## THE RECORDS

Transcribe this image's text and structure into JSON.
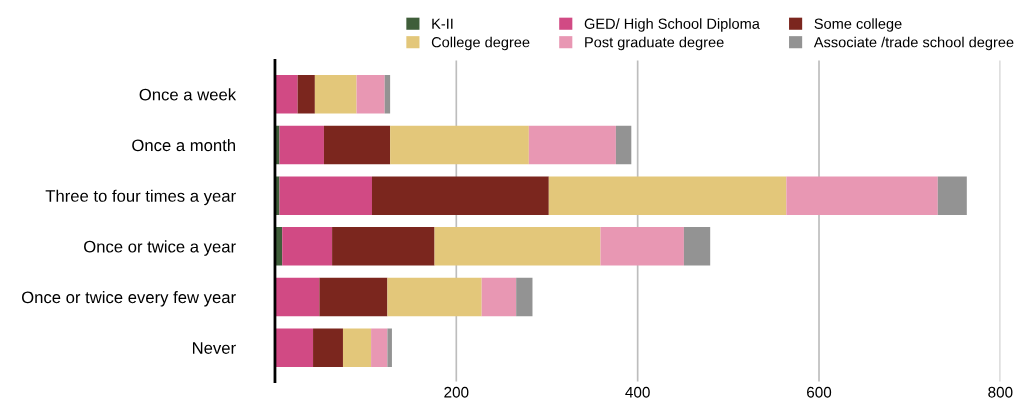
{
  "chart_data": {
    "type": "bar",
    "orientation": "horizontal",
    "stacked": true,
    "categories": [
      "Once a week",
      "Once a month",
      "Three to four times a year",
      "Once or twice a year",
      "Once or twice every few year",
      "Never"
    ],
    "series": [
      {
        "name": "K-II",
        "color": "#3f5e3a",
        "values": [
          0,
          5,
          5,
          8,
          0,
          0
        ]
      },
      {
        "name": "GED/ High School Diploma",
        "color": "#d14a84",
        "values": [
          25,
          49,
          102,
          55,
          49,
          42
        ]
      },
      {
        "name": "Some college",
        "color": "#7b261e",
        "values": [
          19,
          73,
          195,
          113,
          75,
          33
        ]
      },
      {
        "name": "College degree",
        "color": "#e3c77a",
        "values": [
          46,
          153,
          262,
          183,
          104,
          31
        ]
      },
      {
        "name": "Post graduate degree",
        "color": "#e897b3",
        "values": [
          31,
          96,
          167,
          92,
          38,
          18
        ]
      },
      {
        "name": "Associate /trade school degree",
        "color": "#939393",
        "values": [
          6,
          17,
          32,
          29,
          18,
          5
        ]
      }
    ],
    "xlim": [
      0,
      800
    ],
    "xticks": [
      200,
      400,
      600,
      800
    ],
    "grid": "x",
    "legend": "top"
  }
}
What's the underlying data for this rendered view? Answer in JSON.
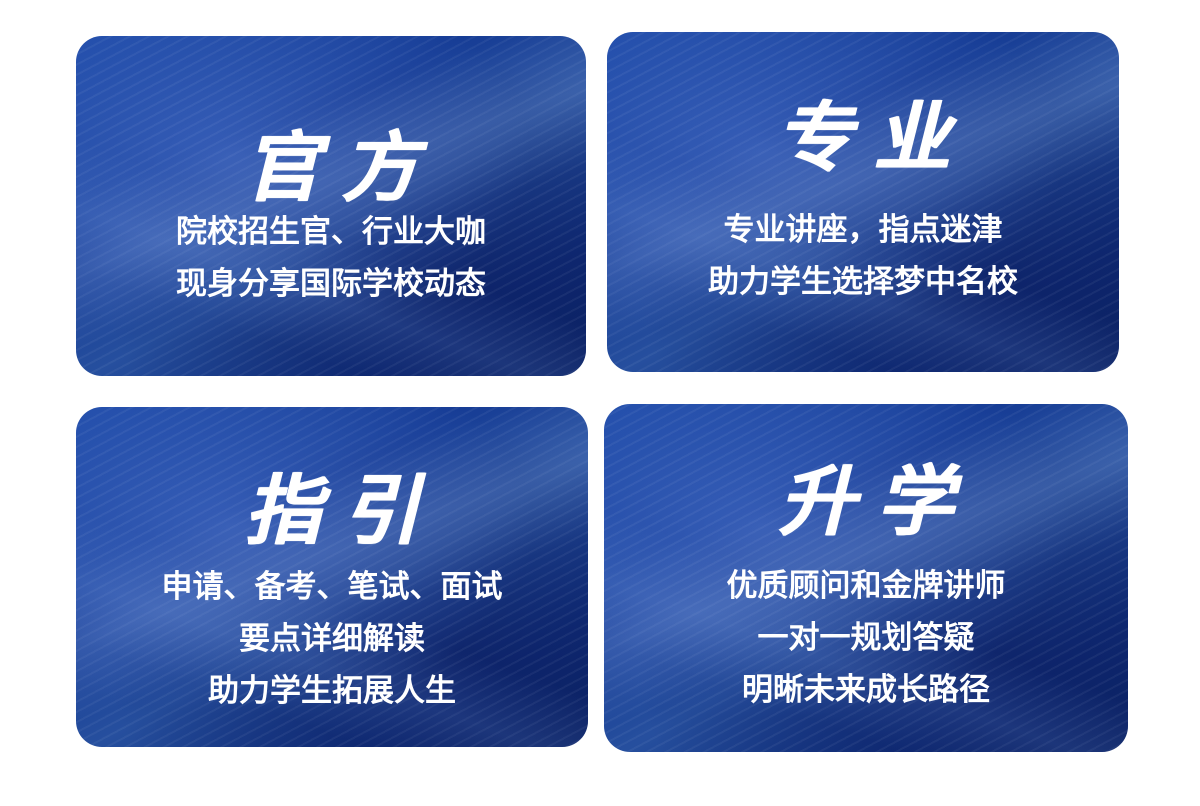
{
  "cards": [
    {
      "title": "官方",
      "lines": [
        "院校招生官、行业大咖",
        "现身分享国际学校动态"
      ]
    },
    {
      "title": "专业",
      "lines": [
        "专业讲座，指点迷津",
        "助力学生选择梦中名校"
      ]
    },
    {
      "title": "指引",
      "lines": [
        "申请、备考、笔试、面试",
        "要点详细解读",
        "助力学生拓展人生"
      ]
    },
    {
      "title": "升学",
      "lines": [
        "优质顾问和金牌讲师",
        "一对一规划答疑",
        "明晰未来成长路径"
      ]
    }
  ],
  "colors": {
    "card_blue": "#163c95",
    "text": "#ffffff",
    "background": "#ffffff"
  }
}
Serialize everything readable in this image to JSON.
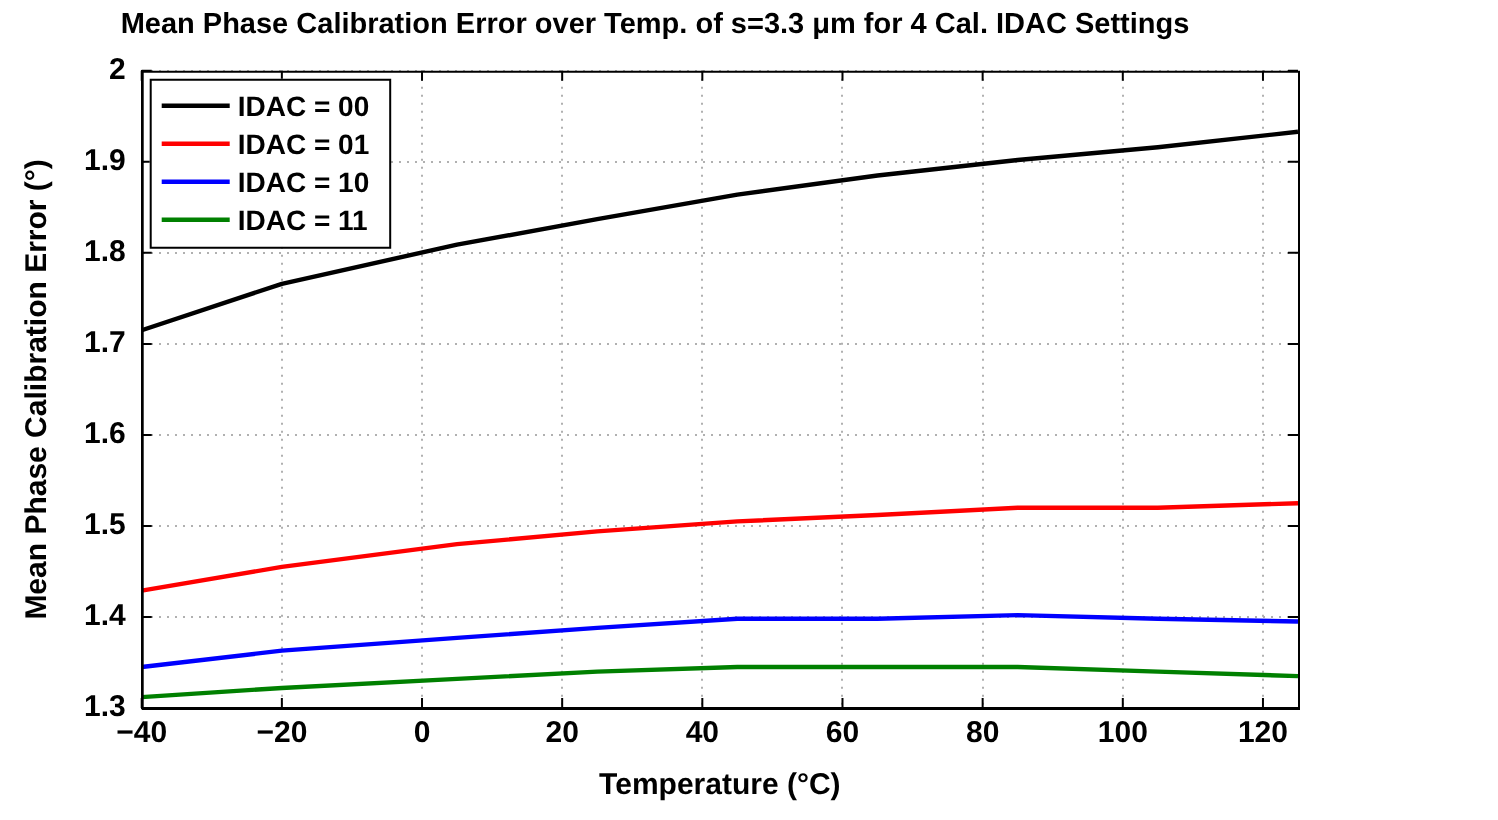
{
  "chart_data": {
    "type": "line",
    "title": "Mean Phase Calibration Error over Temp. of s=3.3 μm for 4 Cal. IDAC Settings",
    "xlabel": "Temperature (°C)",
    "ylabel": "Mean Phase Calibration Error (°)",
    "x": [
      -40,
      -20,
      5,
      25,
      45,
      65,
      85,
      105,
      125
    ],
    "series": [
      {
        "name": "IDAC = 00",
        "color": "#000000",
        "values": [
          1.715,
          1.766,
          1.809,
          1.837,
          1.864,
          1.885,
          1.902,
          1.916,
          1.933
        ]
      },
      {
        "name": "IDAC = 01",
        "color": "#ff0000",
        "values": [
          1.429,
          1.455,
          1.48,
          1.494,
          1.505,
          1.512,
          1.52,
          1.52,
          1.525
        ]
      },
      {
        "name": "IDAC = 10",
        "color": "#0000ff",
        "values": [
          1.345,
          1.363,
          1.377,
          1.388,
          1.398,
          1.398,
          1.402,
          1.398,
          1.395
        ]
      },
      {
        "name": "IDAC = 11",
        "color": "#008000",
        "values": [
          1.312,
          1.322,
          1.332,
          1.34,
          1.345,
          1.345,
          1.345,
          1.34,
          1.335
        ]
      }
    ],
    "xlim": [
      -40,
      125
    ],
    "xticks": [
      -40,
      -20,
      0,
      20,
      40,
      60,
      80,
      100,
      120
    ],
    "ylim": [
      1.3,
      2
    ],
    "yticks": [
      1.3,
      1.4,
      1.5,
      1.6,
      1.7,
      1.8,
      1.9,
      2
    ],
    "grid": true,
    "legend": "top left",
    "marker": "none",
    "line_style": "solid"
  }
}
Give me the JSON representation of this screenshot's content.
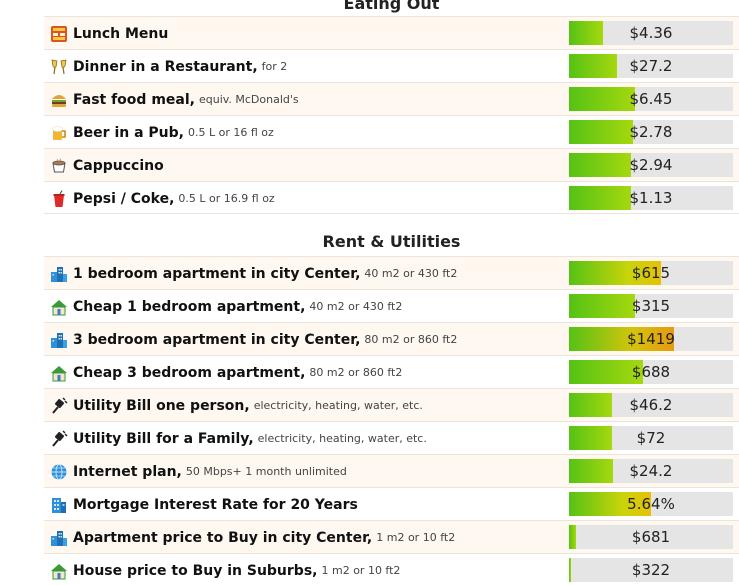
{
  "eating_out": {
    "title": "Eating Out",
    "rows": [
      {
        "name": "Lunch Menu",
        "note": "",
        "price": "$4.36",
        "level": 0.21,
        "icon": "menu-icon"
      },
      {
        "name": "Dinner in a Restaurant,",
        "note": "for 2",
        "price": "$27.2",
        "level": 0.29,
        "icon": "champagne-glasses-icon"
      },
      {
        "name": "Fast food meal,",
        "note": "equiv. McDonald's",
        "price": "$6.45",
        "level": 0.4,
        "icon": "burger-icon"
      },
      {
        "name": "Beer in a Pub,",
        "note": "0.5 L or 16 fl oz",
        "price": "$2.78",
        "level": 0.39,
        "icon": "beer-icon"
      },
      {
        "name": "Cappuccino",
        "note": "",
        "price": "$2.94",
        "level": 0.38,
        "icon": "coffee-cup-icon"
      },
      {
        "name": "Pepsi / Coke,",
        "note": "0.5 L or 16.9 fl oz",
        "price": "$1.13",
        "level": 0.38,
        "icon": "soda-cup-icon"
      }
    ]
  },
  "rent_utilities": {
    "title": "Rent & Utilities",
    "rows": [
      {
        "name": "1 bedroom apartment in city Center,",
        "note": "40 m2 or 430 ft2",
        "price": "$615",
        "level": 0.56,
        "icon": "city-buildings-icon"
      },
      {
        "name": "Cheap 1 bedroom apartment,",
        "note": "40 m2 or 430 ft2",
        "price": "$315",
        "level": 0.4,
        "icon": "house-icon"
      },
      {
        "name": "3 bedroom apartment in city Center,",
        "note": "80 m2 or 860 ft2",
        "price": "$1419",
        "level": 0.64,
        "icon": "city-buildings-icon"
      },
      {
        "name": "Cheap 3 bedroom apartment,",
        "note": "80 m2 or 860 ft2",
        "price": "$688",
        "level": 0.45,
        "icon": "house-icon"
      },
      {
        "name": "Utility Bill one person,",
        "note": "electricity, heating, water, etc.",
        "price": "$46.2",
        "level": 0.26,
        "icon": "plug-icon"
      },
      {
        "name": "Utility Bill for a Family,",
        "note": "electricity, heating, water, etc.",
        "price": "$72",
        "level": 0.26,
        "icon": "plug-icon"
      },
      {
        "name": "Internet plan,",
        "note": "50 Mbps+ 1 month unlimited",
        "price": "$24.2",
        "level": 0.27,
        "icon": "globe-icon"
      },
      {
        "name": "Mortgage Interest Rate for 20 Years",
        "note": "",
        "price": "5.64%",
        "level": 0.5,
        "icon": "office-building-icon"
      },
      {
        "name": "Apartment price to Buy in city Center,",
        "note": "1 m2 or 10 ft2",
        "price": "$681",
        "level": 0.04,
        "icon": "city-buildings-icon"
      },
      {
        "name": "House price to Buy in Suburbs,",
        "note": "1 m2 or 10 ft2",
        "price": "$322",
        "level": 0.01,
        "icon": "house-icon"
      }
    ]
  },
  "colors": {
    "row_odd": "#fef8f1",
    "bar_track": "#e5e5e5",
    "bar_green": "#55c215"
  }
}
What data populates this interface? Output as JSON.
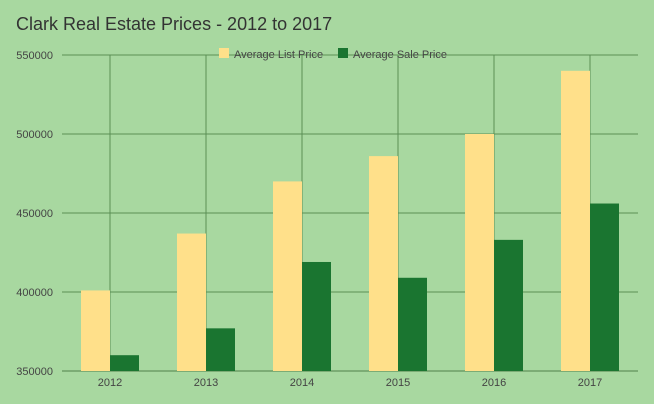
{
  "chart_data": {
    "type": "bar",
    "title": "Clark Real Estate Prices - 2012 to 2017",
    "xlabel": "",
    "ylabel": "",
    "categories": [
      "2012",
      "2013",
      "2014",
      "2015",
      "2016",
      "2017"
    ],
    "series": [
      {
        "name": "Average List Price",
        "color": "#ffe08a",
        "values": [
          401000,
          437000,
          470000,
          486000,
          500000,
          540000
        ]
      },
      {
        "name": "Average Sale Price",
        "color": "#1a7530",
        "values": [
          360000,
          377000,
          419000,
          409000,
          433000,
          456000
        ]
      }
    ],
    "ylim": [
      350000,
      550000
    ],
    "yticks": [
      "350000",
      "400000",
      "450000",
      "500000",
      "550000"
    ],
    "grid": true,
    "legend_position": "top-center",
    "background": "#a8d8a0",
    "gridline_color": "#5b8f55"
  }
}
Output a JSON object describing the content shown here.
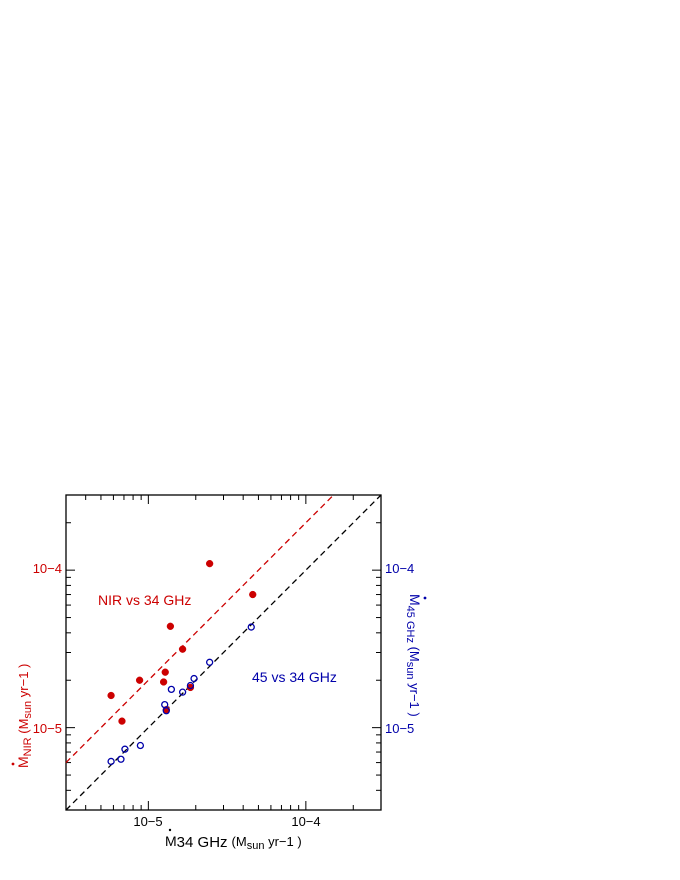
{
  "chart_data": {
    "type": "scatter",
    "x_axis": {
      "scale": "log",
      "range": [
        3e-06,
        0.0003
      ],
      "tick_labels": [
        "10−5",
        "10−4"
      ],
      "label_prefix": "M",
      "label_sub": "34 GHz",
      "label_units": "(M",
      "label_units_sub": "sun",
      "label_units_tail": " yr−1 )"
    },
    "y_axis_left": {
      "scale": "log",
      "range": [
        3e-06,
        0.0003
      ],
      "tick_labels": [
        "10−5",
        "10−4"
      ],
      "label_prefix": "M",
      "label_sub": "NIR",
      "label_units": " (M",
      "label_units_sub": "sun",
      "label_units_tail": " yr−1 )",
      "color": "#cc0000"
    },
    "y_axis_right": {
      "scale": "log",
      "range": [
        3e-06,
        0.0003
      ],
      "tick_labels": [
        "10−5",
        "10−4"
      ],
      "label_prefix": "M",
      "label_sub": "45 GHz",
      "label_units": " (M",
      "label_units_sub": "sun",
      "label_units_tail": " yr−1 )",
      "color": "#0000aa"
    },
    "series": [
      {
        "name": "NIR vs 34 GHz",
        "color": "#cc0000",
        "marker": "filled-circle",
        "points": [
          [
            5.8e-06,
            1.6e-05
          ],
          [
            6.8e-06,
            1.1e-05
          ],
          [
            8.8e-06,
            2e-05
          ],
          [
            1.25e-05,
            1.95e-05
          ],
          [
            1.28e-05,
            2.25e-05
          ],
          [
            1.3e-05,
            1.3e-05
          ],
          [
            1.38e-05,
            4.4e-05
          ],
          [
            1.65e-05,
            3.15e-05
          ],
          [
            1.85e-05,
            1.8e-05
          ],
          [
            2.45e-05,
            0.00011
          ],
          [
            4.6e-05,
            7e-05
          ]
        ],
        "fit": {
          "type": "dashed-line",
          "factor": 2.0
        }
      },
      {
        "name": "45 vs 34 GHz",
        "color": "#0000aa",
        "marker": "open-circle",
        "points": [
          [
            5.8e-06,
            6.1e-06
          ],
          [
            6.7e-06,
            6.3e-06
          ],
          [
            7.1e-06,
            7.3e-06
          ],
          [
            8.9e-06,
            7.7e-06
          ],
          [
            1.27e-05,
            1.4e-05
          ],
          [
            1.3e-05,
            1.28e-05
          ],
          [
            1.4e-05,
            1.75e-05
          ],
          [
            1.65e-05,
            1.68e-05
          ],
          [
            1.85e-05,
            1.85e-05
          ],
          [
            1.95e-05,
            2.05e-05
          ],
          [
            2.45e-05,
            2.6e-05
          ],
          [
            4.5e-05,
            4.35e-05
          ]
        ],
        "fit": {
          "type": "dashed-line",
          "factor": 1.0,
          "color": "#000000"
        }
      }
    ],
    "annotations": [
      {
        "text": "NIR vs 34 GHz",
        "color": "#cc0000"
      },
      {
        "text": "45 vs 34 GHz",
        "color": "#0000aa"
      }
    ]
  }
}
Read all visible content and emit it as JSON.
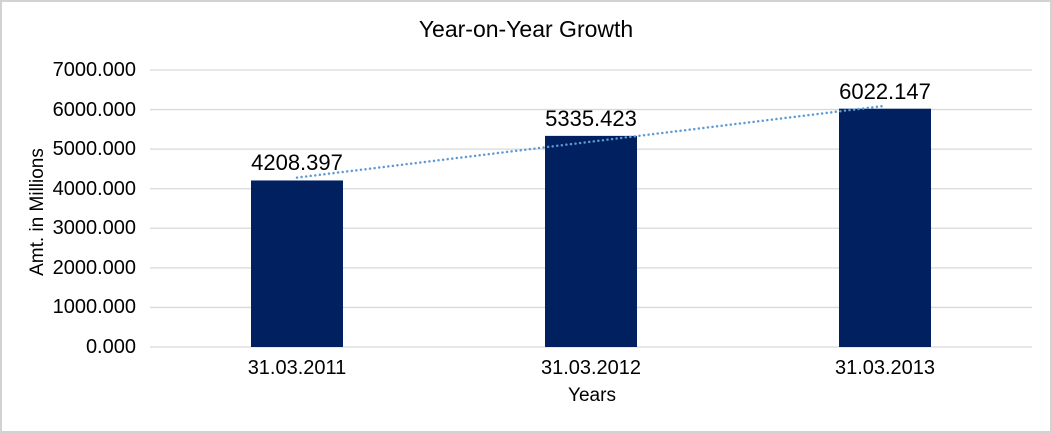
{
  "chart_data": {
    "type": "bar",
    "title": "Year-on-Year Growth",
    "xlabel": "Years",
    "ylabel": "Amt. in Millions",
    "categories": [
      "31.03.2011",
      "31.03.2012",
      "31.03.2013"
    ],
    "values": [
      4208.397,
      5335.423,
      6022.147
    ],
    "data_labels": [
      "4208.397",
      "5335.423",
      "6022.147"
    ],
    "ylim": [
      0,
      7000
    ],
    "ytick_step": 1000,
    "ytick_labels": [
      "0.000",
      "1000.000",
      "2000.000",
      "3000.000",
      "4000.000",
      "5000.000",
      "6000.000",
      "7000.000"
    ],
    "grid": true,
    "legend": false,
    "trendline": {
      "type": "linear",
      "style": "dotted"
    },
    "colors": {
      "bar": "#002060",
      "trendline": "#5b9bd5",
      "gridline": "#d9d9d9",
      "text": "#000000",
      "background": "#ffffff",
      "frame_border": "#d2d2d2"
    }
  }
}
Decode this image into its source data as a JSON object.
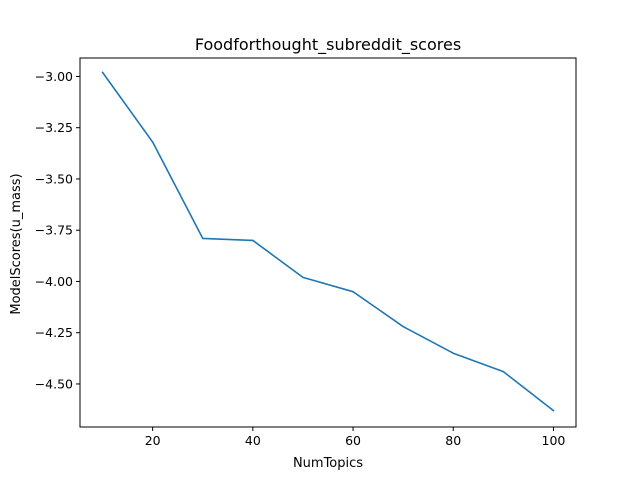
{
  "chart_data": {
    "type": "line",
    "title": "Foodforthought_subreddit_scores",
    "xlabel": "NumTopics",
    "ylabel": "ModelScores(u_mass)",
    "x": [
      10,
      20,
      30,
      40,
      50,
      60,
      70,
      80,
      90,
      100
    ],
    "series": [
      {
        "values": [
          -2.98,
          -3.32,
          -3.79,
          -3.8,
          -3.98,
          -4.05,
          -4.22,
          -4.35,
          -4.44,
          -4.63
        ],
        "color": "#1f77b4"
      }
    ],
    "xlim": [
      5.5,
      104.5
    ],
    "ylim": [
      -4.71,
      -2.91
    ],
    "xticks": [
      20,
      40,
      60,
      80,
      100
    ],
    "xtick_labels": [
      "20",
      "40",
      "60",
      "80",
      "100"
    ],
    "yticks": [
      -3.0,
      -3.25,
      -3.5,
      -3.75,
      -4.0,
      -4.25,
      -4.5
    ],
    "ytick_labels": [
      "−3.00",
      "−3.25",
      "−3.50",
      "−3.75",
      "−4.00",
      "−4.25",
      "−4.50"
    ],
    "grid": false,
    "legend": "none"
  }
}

## THE TASK
Copy all lines in the listing above where the string "bedroom" appears.

## EXERCISE SOLUTION
        "name": "1 bedroom apartment in city Center,",
        "name": "Cheap 1 bedroom apartment,",
        "name": "3 bedroom apartment in city Center,",
        "name": "Cheap 3 bedroom apartment,",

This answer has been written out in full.